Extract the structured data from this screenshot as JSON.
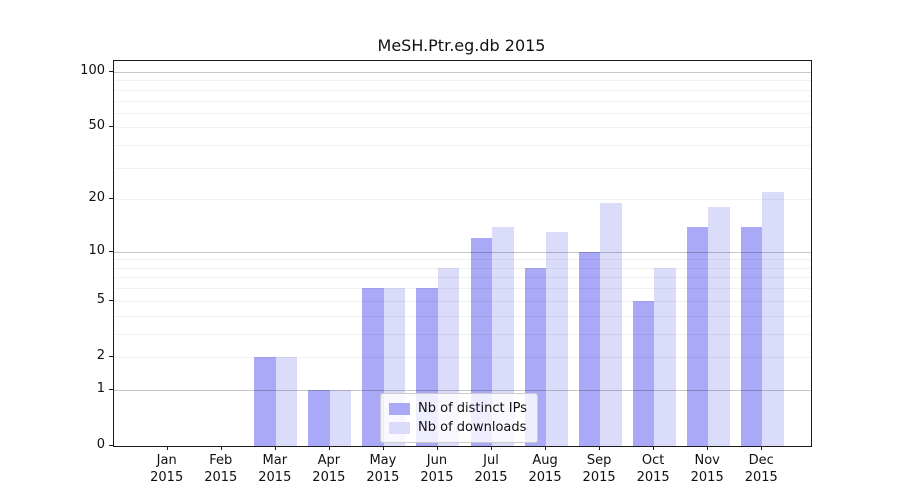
{
  "chart_data": {
    "type": "bar",
    "title": "MeSH.Ptr.eg.db 2015",
    "categories": [
      "Jan 2015",
      "Feb 2015",
      "Mar 2015",
      "Apr 2015",
      "May 2015",
      "Jun 2015",
      "Jul 2015",
      "Aug 2015",
      "Sep 2015",
      "Oct 2015",
      "Nov 2015",
      "Dec 2015"
    ],
    "series": [
      {
        "name": "Nb of distinct IPs",
        "color": "#a9a9f7",
        "values": [
          0,
          0,
          2,
          1,
          6,
          6,
          12,
          8,
          10,
          5,
          14,
          14
        ]
      },
      {
        "name": "Nb of downloads",
        "color": "#dbdbfa",
        "values": [
          0,
          0,
          2,
          1,
          6,
          8,
          14,
          13,
          19,
          8,
          18,
          22
        ]
      }
    ],
    "yscale": "log1p",
    "ylim": [
      0,
      115
    ],
    "yticks": [
      0,
      1,
      2,
      5,
      10,
      20,
      50,
      100
    ],
    "grid": {
      "major": [
        1,
        10,
        100
      ],
      "minor": [
        2,
        3,
        4,
        5,
        6,
        7,
        8,
        9,
        20,
        30,
        40,
        50,
        60,
        70,
        80,
        90
      ]
    },
    "legend_position": "lower-center",
    "xlabel": "",
    "ylabel": ""
  }
}
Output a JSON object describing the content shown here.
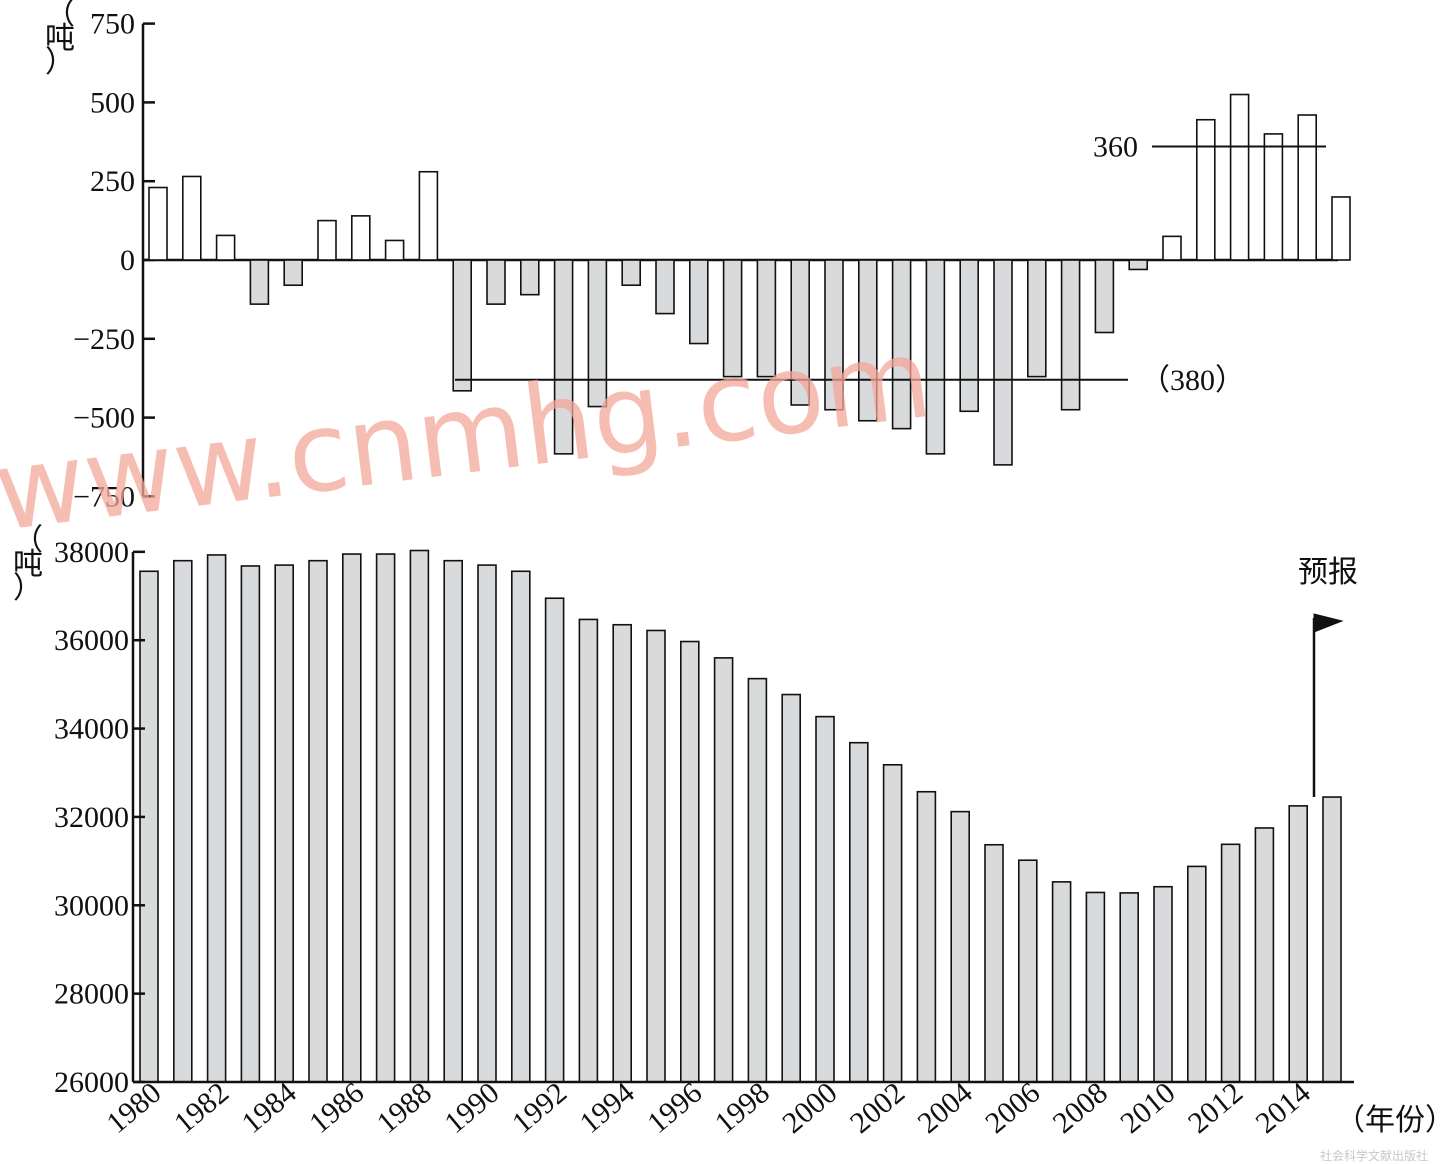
{
  "chart_data": [
    {
      "type": "bar",
      "y_unit": "（吨）",
      "ylim": [
        -750,
        750
      ],
      "yticks": [
        "750",
        "500",
        "250",
        "0",
        "−250",
        "−500",
        "−750"
      ],
      "x": [
        1980,
        1981,
        1982,
        1983,
        1984,
        1985,
        1986,
        1987,
        1988,
        1989,
        1990,
        1991,
        1992,
        1993,
        1994,
        1995,
        1996,
        1997,
        1998,
        1999,
        2000,
        2001,
        2002,
        2003,
        2004,
        2005,
        2006,
        2007,
        2008,
        2009,
        2010,
        2011,
        2012,
        2013,
        2014,
        2015
      ],
      "values": [
        230,
        265,
        78,
        -140,
        -80,
        125,
        140,
        62,
        280,
        -415,
        -140,
        -110,
        -615,
        -465,
        -80,
        -170,
        -265,
        -370,
        -370,
        -460,
        -475,
        -510,
        -535,
        -615,
        -480,
        -650,
        -370,
        -475,
        -230,
        -30,
        75,
        445,
        525,
        400,
        460,
        200
      ],
      "reference_lines": [
        {
          "value": 360,
          "label": "360"
        },
        {
          "value": -380,
          "label": "（380）"
        }
      ]
    },
    {
      "type": "bar",
      "y_unit": "（吨）",
      "ylim": [
        26000,
        38000
      ],
      "yticks": [
        "38000",
        "36000",
        "34000",
        "32000",
        "30000",
        "28000",
        "26000"
      ],
      "x_label": "（年份）",
      "x_ticks": [
        "1980",
        "1982",
        "1984",
        "1986",
        "1988",
        "1990",
        "1992",
        "1994",
        "1996",
        "1998",
        "2000",
        "2002",
        "2004",
        "2006",
        "2008",
        "2010",
        "2012",
        "2014"
      ],
      "x": [
        1980,
        1981,
        1982,
        1983,
        1984,
        1985,
        1986,
        1987,
        1988,
        1989,
        1990,
        1991,
        1992,
        1993,
        1994,
        1995,
        1996,
        1997,
        1998,
        1999,
        2000,
        2001,
        2002,
        2003,
        2004,
        2005,
        2006,
        2007,
        2008,
        2009,
        2010,
        2011,
        2012,
        2013,
        2014,
        2015
      ],
      "values": [
        37560,
        37800,
        37930,
        37680,
        37700,
        37800,
        37950,
        37950,
        38030,
        37800,
        37700,
        37560,
        36950,
        36470,
        36350,
        36220,
        35970,
        35600,
        35130,
        34770,
        34270,
        33680,
        33180,
        32570,
        32120,
        31370,
        31020,
        30530,
        30290,
        30280,
        30420,
        30880,
        31380,
        31750,
        32250,
        32450
      ],
      "annotation": "预报"
    }
  ],
  "watermark": "www.cnmhg.com",
  "credit": "社会科学文献出版社",
  "colors": {
    "negative_bar": "#d9dadb",
    "positive_bar": "#ffffff",
    "outline": "#111111",
    "watermark": "#f4a79a"
  }
}
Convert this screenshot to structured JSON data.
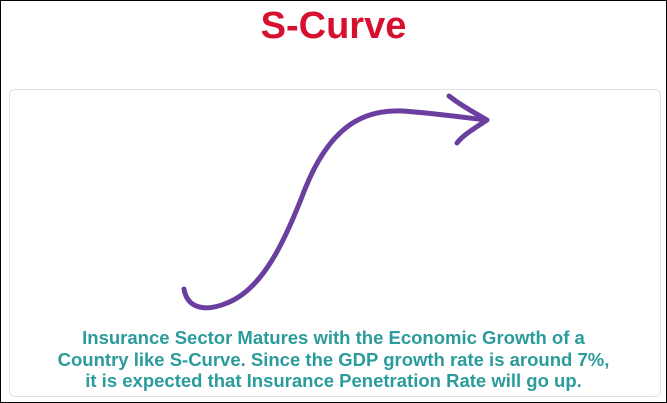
{
  "header": {
    "title": "S-Curve"
  },
  "caption": {
    "lines": [
      "Insurance Sector Matures with the Economic Growth of a",
      "Country like S-Curve. Since the GDP growth rate is around 7%,",
      "it is expected that Insurance Penetration Rate will go up."
    ]
  }
}
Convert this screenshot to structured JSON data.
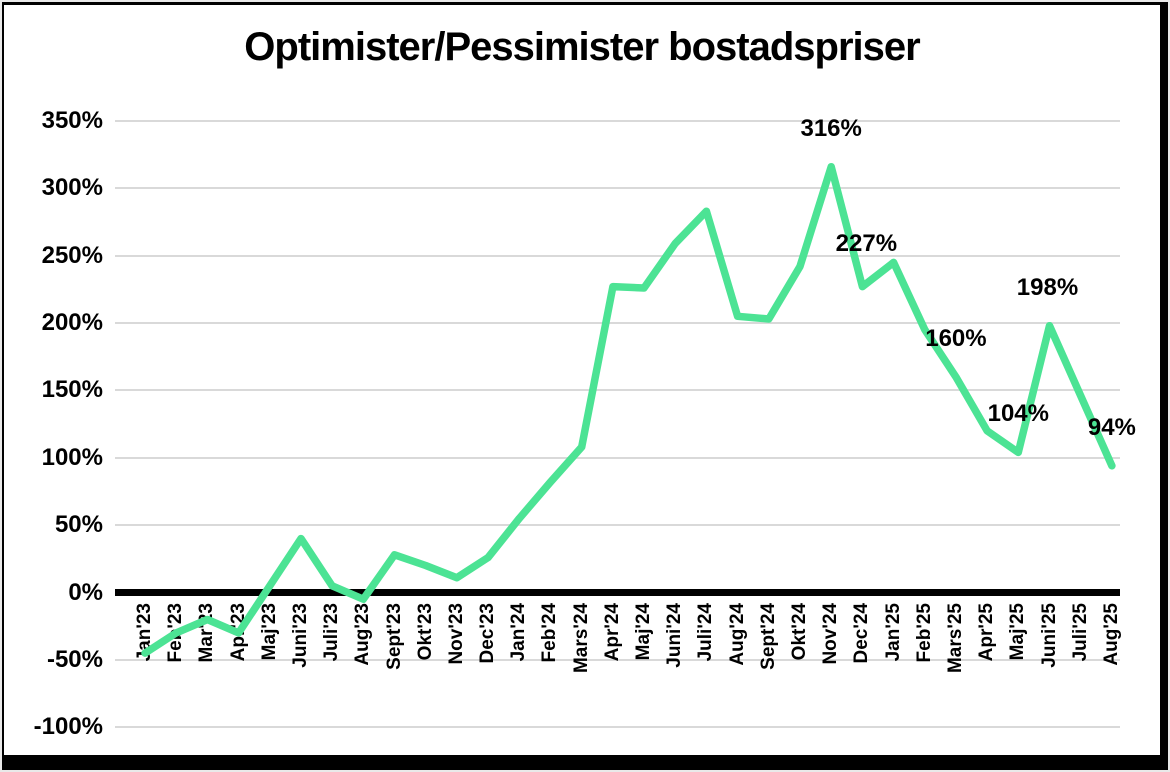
{
  "title": "Optimister/Pessimister bostadspriser",
  "colors": {
    "series_green": "#4CE394",
    "gridline": "#d9d9d9",
    "axis_black": "#000000",
    "background": "#ffffff",
    "frame_border": "#000000"
  },
  "chart_data": {
    "type": "line",
    "title": "Optimister/Pessimister bostadspriser",
    "categories": [
      "Jan'23",
      "Feb'23",
      "Mar'23",
      "Apr'23",
      "Maj'23",
      "Juni'23",
      "Juli'23",
      "Aug'23",
      "Sept'23",
      "Okt'23",
      "Nov'23",
      "Dec'23",
      "Jan'24",
      "Feb'24",
      "Mars'24",
      "Apr'24",
      "Maj'24",
      "Juni'24",
      "Juli'24",
      "Aug'24",
      "Sept'24",
      "Okt'24",
      "Nov'24",
      "Dec'24",
      "Jan'25",
      "Feb'25",
      "Mars'25",
      "Apr'25",
      "Maj'25",
      "Juni'25",
      "Juli'25",
      "Aug'25"
    ],
    "values": [
      -45,
      -30,
      -20,
      -30,
      5,
      40,
      5,
      -5,
      28,
      20,
      11,
      26,
      55,
      82,
      108,
      227,
      226,
      259,
      283,
      205,
      203,
      242,
      316,
      227,
      245,
      195,
      160,
      120,
      104,
      198,
      146,
      94
    ],
    "series_name": "Optimister/Pessimister",
    "line_color": "#4CE394",
    "ylim": [
      -100,
      350
    ],
    "ytick_step": 50,
    "yticks": [
      {
        "value": 350,
        "label": "350%"
      },
      {
        "value": 300,
        "label": "300%"
      },
      {
        "value": 250,
        "label": "250%"
      },
      {
        "value": 200,
        "label": "200%"
      },
      {
        "value": 150,
        "label": "150%"
      },
      {
        "value": 100,
        "label": "100%"
      },
      {
        "value": 50,
        "label": "50%"
      },
      {
        "value": 0,
        "label": "0%"
      },
      {
        "value": -50,
        "label": "-50%"
      },
      {
        "value": -100,
        "label": "-100%"
      }
    ],
    "grid": true,
    "zero_axis_emphasized": true,
    "legend": "none",
    "annotations": [
      {
        "category": "Nov'24",
        "text": "316%",
        "dx": 0,
        "dy": 0
      },
      {
        "category": "Dec'24",
        "text": "227%",
        "dx": 4,
        "dy": -5
      },
      {
        "category": "Mars'25",
        "text": "160%",
        "dx": 0,
        "dy": 0
      },
      {
        "category": "Maj'25",
        "text": "104%",
        "dx": 0,
        "dy": 0
      },
      {
        "category": "Juni'25",
        "text": "198%",
        "dx": -2,
        "dy": 0
      },
      {
        "category": "Aug'25",
        "text": "94%",
        "dx": 0,
        "dy": 0
      }
    ]
  }
}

* Problem *
Show the lines that mention the word "Insurance".

* Solution to this task *
      "Insurance Sector Matures with the Economic Growth of a",
      "it is expected that Insurance Penetration Rate will go up."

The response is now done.